▸ **SOURCE DATA**:
****************

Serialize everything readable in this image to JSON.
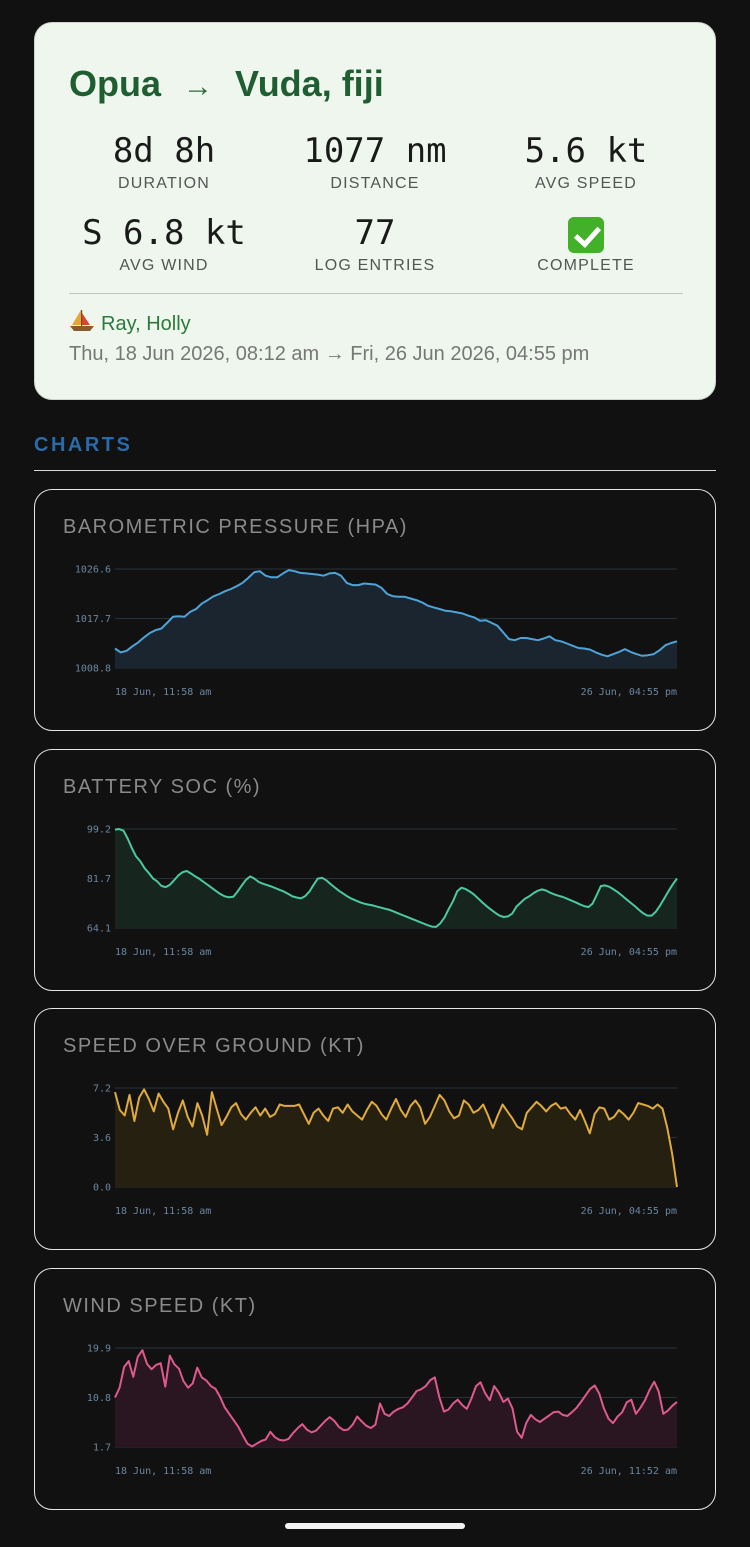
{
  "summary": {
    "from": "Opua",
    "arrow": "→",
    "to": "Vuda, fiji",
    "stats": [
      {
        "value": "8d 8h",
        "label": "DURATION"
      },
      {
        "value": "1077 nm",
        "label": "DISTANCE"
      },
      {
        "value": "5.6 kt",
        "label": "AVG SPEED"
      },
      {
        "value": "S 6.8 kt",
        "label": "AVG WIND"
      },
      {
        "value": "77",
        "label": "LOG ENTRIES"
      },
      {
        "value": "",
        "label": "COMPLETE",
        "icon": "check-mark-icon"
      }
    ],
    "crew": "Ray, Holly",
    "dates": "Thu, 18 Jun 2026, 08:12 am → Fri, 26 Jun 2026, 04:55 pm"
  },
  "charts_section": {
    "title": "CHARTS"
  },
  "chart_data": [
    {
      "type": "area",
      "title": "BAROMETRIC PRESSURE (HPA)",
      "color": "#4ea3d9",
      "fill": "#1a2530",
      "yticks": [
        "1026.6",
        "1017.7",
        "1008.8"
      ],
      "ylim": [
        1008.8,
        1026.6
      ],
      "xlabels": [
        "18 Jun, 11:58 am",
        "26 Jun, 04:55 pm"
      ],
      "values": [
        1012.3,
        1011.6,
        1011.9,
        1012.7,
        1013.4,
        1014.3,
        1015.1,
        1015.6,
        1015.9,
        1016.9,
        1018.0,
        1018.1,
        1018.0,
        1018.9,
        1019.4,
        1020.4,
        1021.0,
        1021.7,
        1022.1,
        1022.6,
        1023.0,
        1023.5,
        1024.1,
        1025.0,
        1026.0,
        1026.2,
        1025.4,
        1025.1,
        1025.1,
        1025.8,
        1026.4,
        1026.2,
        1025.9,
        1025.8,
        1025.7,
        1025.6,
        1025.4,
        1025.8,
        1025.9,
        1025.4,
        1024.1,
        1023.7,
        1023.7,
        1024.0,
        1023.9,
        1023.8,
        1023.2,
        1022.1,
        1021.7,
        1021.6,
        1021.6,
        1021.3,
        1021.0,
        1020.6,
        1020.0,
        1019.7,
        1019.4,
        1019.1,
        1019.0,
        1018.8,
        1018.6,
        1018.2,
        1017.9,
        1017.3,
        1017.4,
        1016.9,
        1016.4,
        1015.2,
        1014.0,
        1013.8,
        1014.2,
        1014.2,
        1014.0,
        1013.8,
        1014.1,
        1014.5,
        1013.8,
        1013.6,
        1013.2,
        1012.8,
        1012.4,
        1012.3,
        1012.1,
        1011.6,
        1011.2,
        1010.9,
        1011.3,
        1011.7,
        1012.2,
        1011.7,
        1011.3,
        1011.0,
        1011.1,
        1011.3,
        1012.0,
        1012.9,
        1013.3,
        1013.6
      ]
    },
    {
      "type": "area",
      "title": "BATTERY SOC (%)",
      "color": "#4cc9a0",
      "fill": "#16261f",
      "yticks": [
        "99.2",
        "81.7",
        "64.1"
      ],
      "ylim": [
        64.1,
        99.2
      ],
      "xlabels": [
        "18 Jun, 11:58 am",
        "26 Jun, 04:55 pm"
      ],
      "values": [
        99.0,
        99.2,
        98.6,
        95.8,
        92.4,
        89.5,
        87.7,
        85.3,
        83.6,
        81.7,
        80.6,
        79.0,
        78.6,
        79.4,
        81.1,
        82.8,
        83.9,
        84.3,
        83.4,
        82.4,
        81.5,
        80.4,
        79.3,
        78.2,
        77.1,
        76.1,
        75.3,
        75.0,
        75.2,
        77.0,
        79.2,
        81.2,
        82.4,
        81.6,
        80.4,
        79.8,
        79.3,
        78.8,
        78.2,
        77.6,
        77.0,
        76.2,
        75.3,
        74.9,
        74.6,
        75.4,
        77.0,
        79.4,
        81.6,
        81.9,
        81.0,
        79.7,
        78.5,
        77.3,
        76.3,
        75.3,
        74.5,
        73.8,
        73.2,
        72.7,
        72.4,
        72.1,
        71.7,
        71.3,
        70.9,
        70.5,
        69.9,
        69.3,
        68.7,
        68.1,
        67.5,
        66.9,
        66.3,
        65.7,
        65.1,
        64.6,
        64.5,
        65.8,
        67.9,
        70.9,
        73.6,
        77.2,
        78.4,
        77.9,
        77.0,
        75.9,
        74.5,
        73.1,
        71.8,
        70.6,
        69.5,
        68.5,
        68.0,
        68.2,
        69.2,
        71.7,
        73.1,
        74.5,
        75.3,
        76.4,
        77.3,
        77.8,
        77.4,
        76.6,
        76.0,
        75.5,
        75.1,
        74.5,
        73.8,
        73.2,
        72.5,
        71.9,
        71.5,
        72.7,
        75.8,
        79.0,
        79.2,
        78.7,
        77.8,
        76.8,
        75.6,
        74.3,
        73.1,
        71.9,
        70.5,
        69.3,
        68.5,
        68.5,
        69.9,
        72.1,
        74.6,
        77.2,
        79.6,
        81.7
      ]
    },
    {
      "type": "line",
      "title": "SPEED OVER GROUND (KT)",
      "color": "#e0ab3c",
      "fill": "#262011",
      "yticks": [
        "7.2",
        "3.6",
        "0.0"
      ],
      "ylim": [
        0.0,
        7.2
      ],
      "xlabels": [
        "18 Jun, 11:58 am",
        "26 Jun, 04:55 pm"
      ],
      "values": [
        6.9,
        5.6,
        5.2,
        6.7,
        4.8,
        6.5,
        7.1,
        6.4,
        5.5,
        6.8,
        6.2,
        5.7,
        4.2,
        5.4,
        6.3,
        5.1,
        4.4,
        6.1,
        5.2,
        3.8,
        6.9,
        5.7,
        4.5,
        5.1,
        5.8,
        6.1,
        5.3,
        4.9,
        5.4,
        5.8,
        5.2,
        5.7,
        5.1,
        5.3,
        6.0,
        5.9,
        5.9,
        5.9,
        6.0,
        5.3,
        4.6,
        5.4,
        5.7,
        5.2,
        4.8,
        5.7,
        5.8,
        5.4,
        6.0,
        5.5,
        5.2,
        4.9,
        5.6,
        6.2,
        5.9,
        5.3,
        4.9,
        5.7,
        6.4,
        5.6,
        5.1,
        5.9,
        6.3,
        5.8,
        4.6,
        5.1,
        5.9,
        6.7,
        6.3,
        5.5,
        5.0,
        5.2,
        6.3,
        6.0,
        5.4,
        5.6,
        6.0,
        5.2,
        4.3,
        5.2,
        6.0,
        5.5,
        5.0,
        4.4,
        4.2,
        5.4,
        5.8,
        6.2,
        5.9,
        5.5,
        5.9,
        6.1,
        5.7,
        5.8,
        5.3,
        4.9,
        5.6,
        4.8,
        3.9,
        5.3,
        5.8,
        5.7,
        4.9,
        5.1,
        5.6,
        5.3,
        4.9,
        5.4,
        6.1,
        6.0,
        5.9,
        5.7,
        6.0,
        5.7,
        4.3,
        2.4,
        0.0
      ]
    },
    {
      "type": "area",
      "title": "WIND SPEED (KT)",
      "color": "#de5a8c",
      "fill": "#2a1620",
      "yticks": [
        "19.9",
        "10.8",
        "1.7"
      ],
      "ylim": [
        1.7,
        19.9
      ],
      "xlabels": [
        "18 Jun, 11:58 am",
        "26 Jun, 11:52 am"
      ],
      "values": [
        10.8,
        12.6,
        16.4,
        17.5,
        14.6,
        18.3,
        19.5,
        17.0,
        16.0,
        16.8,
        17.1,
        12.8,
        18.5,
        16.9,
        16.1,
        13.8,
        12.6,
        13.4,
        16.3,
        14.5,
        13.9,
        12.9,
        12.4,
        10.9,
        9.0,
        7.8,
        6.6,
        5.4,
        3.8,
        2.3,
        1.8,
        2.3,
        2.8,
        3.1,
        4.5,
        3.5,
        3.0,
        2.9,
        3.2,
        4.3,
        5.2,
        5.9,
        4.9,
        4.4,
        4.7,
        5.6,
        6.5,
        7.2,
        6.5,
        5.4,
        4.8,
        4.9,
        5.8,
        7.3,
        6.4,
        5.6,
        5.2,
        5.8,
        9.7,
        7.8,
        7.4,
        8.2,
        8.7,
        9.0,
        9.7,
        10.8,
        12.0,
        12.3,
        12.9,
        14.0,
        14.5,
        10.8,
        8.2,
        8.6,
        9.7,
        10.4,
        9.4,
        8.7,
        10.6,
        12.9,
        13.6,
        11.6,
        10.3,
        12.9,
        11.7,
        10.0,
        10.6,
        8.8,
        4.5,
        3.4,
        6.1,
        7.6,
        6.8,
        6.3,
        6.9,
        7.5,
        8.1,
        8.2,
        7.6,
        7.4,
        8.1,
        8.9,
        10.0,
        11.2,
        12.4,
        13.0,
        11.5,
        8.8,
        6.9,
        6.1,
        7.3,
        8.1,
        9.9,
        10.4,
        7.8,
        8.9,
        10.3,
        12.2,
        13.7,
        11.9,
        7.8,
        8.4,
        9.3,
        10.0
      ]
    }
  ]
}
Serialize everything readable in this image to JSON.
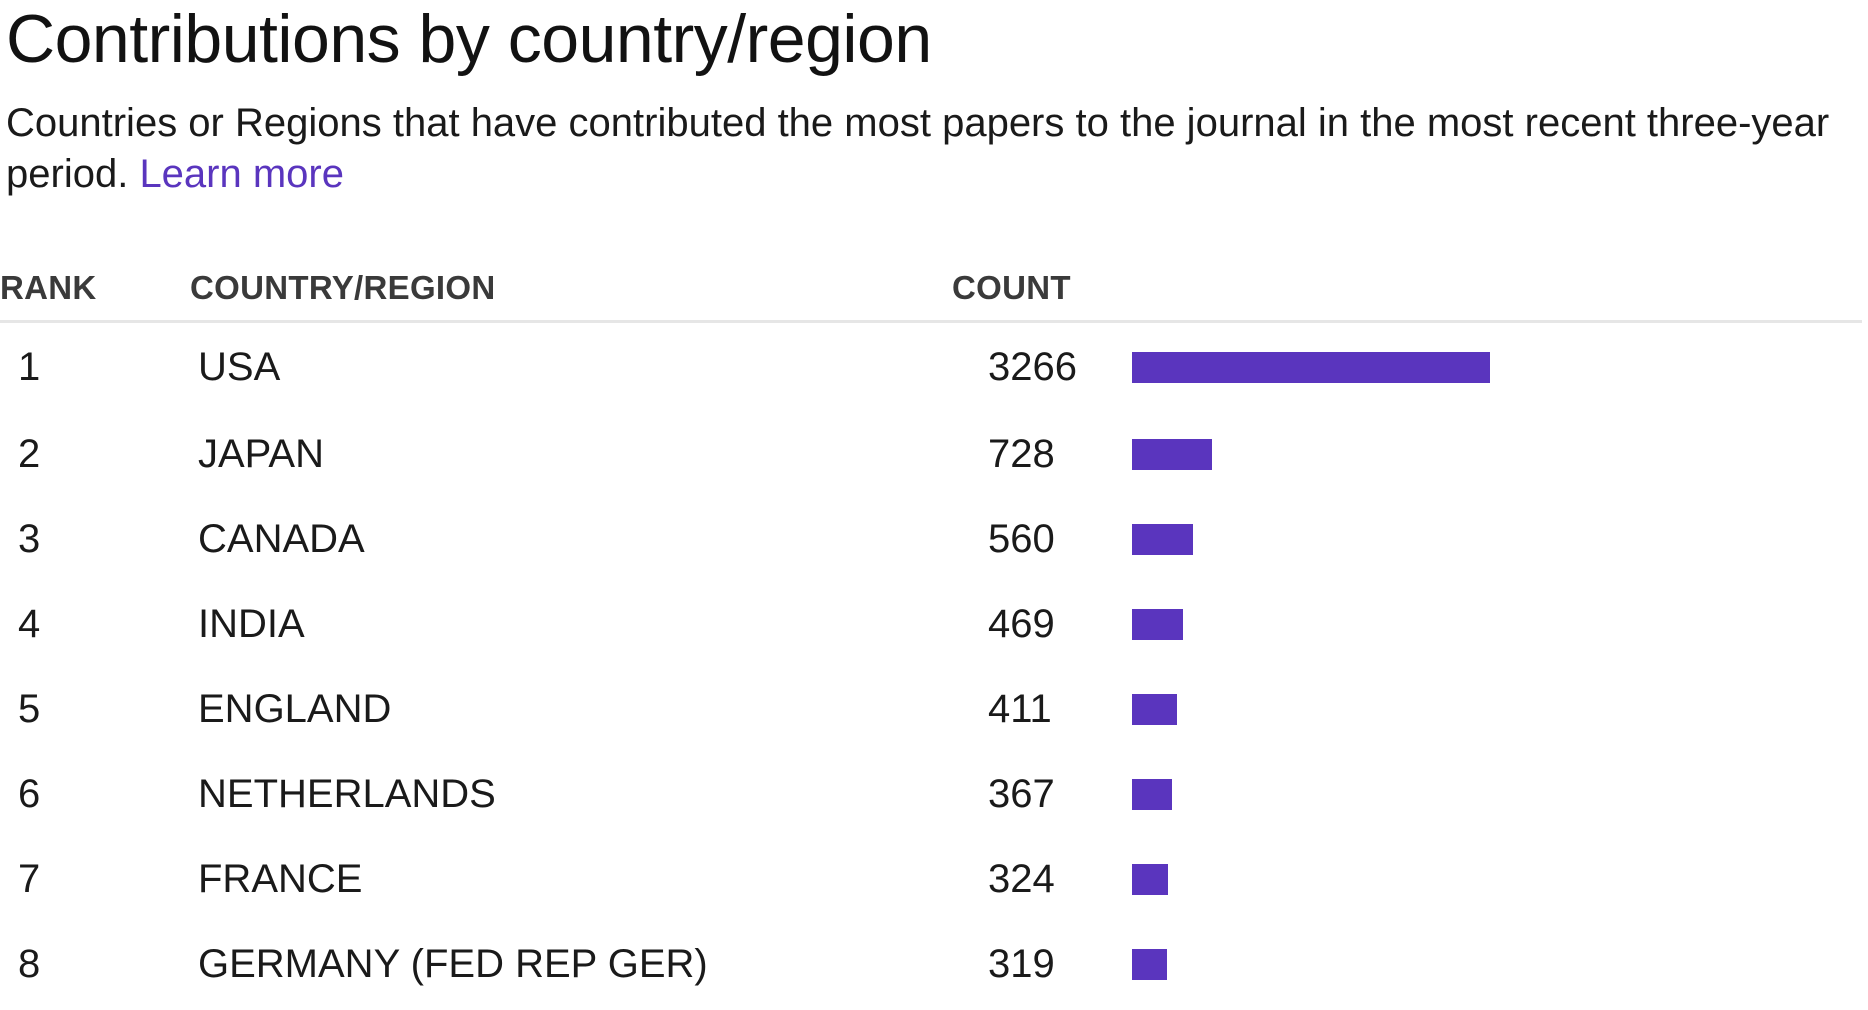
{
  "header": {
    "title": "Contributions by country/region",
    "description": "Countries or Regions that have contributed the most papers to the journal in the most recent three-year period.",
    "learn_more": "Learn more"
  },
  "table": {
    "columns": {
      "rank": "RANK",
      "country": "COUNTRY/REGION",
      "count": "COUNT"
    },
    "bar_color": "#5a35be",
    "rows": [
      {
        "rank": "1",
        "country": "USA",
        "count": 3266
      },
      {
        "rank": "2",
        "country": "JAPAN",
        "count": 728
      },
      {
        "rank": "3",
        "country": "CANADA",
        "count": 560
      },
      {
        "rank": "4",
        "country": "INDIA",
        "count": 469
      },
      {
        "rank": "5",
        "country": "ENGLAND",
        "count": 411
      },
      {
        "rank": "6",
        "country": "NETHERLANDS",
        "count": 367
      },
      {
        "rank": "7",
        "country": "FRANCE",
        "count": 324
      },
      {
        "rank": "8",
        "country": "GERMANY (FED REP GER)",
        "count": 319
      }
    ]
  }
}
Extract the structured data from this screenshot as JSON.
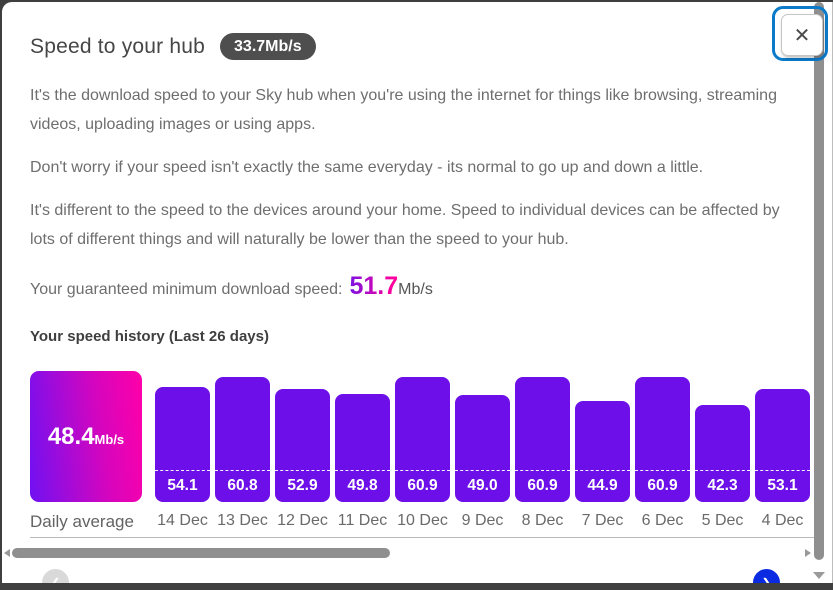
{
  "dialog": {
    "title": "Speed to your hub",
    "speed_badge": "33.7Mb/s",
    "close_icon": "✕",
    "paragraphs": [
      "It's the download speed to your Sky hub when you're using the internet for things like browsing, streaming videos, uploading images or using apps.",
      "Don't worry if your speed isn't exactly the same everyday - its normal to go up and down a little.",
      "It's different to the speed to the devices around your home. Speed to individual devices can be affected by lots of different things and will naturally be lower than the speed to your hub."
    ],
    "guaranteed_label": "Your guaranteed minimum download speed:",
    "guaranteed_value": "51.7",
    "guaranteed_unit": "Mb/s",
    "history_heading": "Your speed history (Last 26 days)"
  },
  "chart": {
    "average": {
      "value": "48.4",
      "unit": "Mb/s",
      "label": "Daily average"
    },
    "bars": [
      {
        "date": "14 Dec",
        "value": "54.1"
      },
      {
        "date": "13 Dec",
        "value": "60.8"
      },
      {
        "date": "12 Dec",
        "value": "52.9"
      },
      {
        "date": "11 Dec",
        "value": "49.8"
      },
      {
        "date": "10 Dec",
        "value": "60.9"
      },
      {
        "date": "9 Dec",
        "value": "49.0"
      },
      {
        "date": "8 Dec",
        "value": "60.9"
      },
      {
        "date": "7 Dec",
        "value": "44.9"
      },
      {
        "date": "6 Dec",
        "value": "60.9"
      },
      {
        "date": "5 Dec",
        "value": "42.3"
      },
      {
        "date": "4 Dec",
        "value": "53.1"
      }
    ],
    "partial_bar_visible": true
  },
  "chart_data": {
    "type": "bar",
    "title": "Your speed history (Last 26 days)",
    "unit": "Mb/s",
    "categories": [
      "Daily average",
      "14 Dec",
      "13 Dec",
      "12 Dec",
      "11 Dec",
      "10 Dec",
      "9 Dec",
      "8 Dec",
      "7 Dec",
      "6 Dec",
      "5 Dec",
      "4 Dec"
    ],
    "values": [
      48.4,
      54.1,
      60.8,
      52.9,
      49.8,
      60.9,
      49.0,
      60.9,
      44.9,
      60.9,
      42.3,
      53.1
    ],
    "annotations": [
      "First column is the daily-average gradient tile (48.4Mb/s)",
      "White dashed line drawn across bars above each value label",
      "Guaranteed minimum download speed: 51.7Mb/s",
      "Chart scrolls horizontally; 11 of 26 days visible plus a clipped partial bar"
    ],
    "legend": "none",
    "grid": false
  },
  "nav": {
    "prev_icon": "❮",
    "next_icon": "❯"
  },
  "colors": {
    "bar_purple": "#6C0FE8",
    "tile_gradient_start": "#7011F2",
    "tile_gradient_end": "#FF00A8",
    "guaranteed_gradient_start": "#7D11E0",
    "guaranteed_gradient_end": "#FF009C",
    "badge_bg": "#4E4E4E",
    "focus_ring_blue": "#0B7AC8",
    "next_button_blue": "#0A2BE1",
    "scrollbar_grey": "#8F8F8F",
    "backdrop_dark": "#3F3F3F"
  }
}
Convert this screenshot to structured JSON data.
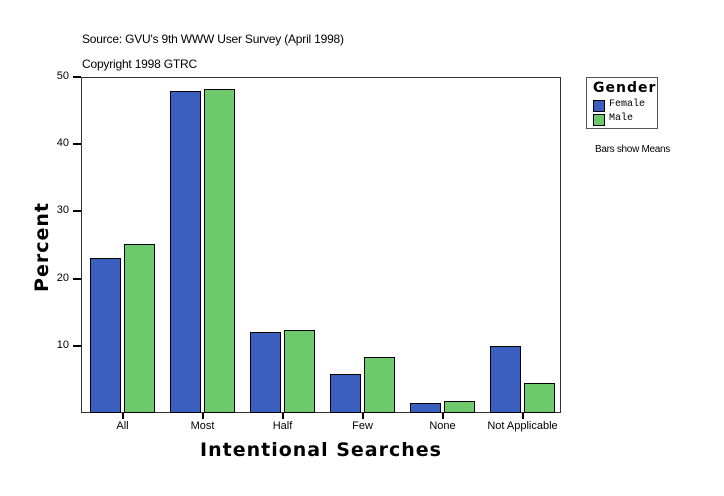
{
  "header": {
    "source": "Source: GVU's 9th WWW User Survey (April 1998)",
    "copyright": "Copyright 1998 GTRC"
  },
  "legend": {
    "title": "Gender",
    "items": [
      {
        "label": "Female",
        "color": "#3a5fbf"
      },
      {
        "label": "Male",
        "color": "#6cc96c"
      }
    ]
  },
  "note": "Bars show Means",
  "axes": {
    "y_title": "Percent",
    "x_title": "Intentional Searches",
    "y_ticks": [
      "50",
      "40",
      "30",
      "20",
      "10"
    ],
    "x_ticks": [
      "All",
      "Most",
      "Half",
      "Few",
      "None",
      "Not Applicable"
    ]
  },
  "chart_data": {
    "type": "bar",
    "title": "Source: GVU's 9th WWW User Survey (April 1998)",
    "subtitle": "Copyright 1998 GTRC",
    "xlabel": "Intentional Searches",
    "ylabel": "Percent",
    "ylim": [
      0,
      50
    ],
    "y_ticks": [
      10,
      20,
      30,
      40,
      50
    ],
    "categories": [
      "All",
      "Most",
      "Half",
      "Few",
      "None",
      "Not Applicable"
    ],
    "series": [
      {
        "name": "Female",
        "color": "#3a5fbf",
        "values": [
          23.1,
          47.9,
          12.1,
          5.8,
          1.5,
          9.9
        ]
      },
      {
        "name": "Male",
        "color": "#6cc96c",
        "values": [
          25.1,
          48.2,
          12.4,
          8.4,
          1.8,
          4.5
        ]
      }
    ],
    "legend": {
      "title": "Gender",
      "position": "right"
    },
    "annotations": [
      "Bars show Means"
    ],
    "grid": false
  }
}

****************

▸ **PROBLEM STATEMENT**: Exactly how many lines contain "structured"? State the number and nothing else.

▸ **EXERCISE SOLUTION**: 2